Dataset items:
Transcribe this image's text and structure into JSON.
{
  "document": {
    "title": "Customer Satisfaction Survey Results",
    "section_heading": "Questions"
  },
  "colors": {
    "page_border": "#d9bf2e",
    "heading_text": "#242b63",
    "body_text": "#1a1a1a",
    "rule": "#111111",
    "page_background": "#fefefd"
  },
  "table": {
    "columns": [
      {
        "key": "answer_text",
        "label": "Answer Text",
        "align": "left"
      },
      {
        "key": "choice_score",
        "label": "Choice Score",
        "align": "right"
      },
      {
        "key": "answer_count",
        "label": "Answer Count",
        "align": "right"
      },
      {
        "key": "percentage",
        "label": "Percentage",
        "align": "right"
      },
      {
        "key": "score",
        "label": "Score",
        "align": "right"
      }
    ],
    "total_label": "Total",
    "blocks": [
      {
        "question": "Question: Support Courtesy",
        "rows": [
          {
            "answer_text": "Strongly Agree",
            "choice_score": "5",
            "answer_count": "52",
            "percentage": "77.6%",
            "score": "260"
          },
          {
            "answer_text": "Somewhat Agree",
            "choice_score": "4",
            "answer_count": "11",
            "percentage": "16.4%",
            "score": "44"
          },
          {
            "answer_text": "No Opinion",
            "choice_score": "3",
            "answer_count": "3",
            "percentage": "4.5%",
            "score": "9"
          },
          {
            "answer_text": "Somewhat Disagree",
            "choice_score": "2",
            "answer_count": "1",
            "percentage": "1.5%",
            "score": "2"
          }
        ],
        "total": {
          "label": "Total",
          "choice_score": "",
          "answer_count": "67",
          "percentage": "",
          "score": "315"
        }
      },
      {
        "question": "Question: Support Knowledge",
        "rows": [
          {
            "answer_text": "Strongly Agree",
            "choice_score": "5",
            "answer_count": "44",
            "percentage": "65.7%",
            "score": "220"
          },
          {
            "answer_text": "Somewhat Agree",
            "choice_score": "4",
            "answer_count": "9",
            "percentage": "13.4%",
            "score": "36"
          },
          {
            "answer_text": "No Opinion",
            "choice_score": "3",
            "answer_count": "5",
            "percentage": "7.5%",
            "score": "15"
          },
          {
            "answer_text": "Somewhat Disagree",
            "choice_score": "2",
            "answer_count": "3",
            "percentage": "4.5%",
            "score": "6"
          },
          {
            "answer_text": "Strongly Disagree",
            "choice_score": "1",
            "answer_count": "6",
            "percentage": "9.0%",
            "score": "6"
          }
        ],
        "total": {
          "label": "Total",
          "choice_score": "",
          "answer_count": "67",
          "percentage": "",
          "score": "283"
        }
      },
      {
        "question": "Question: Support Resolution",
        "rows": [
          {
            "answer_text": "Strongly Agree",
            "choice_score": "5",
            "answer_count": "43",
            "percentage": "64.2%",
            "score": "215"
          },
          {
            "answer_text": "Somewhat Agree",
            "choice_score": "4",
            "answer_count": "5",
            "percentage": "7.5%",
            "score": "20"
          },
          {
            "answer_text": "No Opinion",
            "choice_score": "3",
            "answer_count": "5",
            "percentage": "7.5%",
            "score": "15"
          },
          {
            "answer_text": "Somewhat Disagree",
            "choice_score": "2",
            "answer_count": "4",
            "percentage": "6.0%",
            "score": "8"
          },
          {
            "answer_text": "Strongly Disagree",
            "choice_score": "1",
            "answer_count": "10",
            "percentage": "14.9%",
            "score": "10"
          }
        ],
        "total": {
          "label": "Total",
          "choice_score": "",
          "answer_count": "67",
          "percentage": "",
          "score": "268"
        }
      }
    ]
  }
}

§ **To be done**:
Transcribe the whole listing exactly.

§ **Output of the task**:
Transcribe this image's text and structure into JSON.
{
  "document": {
    "title": "Customer Satisfaction Survey Results",
    "section_heading": "Questions"
  },
  "colors": {
    "page_border": "#d9bf2e",
    "heading_text": "#242b63",
    "body_text": "#1a1a1a",
    "rule": "#111111",
    "page_background": "#fefefd"
  },
  "table": {
    "columns": [
      {
        "key": "answer_text",
        "label": "Answer Text",
        "align": "left"
      },
      {
        "key": "choice_score",
        "label": "Choice Score",
        "align": "right"
      },
      {
        "key": "answer_count",
        "label": "Answer Count",
        "align": "right"
      },
      {
        "key": "percentage",
        "label": "Percentage",
        "align": "right"
      },
      {
        "key": "score",
        "label": "Score",
        "align": "right"
      }
    ],
    "total_label": "Total",
    "blocks": [
      {
        "question": "Question: Support Courtesy",
        "rows": [
          {
            "answer_text": "Strongly Agree",
            "choice_score": "5",
            "answer_count": "52",
            "percentage": "77.6%",
            "score": "260"
          },
          {
            "answer_text": "Somewhat Agree",
            "choice_score": "4",
            "answer_count": "11",
            "percentage": "16.4%",
            "score": "44"
          },
          {
            "answer_text": "No Opinion",
            "choice_score": "3",
            "answer_count": "3",
            "percentage": "4.5%",
            "score": "9"
          },
          {
            "answer_text": "Somewhat Disagree",
            "choice_score": "2",
            "answer_count": "1",
            "percentage": "1.5%",
            "score": "2"
          }
        ],
        "total": {
          "label": "Total",
          "choice_score": "",
          "answer_count": "67",
          "percentage": "",
          "score": "315"
        }
      },
      {
        "question": "Question: Support Knowledge",
        "rows": [
          {
            "answer_text": "Strongly Agree",
            "choice_score": "5",
            "answer_count": "44",
            "percentage": "65.7%",
            "score": "220"
          },
          {
            "answer_text": "Somewhat Agree",
            "choice_score": "4",
            "answer_count": "9",
            "percentage": "13.4%",
            "score": "36"
          },
          {
            "answer_text": "No Opinion",
            "choice_score": "3",
            "answer_count": "5",
            "percentage": "7.5%",
            "score": "15"
          },
          {
            "answer_text": "Somewhat Disagree",
            "choice_score": "2",
            "answer_count": "3",
            "percentage": "4.5%",
            "score": "6"
          },
          {
            "answer_text": "Strongly Disagree",
            "choice_score": "1",
            "answer_count": "6",
            "percentage": "9.0%",
            "score": "6"
          }
        ],
        "total": {
          "label": "Total",
          "choice_score": "",
          "answer_count": "67",
          "percentage": "",
          "score": "283"
        }
      },
      {
        "question": "Question: Support Resolution",
        "rows": [
          {
            "answer_text": "Strongly Agree",
            "choice_score": "5",
            "answer_count": "43",
            "percentage": "64.2%",
            "score": "215"
          },
          {
            "answer_text": "Somewhat Agree",
            "choice_score": "4",
            "answer_count": "5",
            "percentage": "7.5%",
            "score": "20"
          },
          {
            "answer_text": "No Opinion",
            "choice_score": "3",
            "answer_count": "5",
            "percentage": "7.5%",
            "score": "15"
          },
          {
            "answer_text": "Somewhat Disagree",
            "choice_score": "2",
            "answer_count": "4",
            "percentage": "6.0%",
            "score": "8"
          },
          {
            "answer_text": "Strongly Disagree",
            "choice_score": "1",
            "answer_count": "10",
            "percentage": "14.9%",
            "score": "10"
          }
        ],
        "total": {
          "label": "Total",
          "choice_score": "",
          "answer_count": "67",
          "percentage": "",
          "score": "268"
        }
      }
    ]
  }
}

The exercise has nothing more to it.